» TO BE DONE: Each entry below should be reproduced character for character.

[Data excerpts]
--- Start ---

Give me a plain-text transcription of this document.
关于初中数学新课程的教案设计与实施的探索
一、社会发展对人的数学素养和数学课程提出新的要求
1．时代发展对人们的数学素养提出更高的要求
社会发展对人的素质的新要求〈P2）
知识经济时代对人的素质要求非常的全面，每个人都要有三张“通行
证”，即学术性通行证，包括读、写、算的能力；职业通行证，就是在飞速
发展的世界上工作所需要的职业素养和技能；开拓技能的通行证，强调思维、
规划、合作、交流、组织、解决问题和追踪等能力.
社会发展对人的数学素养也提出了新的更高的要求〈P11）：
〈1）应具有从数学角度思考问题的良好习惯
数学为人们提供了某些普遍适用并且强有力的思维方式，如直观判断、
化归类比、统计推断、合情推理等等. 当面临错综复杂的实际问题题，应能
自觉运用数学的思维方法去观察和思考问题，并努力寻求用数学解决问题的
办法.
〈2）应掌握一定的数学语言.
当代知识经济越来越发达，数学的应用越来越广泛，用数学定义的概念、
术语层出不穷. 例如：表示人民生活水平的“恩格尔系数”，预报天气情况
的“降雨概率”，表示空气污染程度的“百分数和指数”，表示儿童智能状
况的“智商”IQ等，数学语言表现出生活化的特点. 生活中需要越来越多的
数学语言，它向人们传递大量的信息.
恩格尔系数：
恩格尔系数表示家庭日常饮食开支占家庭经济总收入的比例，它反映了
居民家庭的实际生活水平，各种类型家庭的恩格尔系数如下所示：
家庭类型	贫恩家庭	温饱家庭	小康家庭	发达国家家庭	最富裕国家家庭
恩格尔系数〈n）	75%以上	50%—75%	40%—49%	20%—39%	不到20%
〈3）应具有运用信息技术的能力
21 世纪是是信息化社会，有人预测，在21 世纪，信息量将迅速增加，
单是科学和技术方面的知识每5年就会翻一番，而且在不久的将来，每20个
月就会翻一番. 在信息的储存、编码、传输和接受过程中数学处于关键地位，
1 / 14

--- End ---

» SOLUTION FOR THIS EXERCISE:
Give me a plain-text transcription of this document.
关于初中数学新课程的教案设计与实施的探索
一、社会发展对人的数学素养和数学课程提出新的要求
1．时代发展对人们的数学素养提出更高的要求
社会发展对人的素质的新要求〈P2）
知识经济时代对人的素质要求非常的全面，每个人都要有三张“通行
证”，即学术性通行证，包括读、写、算的能力；职业通行证，就是在飞速
发展的世界上工作所需要的职业素养和技能；开拓技能的通行证，强调思维、
规划、合作、交流、组织、解决问题和追踪等能力.
社会发展对人的数学素养也提出了新的更高的要求〈P11）：
〈1）应具有从数学角度思考问题的良好习惯
数学为人们提供了某些普遍适用并且强有力的思维方式，如直观判断、
化归类比、统计推断、合情推理等等. 当面临错综复杂的实际问题题，应能
自觉运用数学的思维方法去观察和思考问题，并努力寻求用数学解决问题的
办法.
〈2）应掌握一定的数学语言.
当代知识经济越来越发达，数学的应用越来越广泛，用数学定义的概念、
术语层出不穷. 例如：表示人民生活水平的“恩格尔系数”，预报天气情况
的“降雨概率”，表示空气污染程度的“百分数和指数”，表示儿童智能状
况的“智商”IQ等，数学语言表现出生活化的特点. 生活中需要越来越多的
数学语言，它向人们传递大量的信息.
恩格尔系数：
恩格尔系数表示家庭日常饮食开支占家庭经济总收入的比例，它反映了
居民家庭的实际生活水平，各种类型家庭的恩格尔系数如下所示：
家庭类型	贫恩家庭	温饱家庭	小康家庭	发达国家家庭	最富裕国家家庭
恩格尔系数〈n）	75%以上	50%—75%	40%—49%	20%—39%	不到20%
〈3）应具有运用信息技术的能力
21 世纪是是信息化社会，有人预测，在21 世纪，信息量将迅速增加，
单是科学和技术方面的知识每5年就会翻一番，而且在不久的将来，每20个
月就会翻一番. 在信息的储存、编码、传输和接受过程中数学处于关键地位，
1 / 14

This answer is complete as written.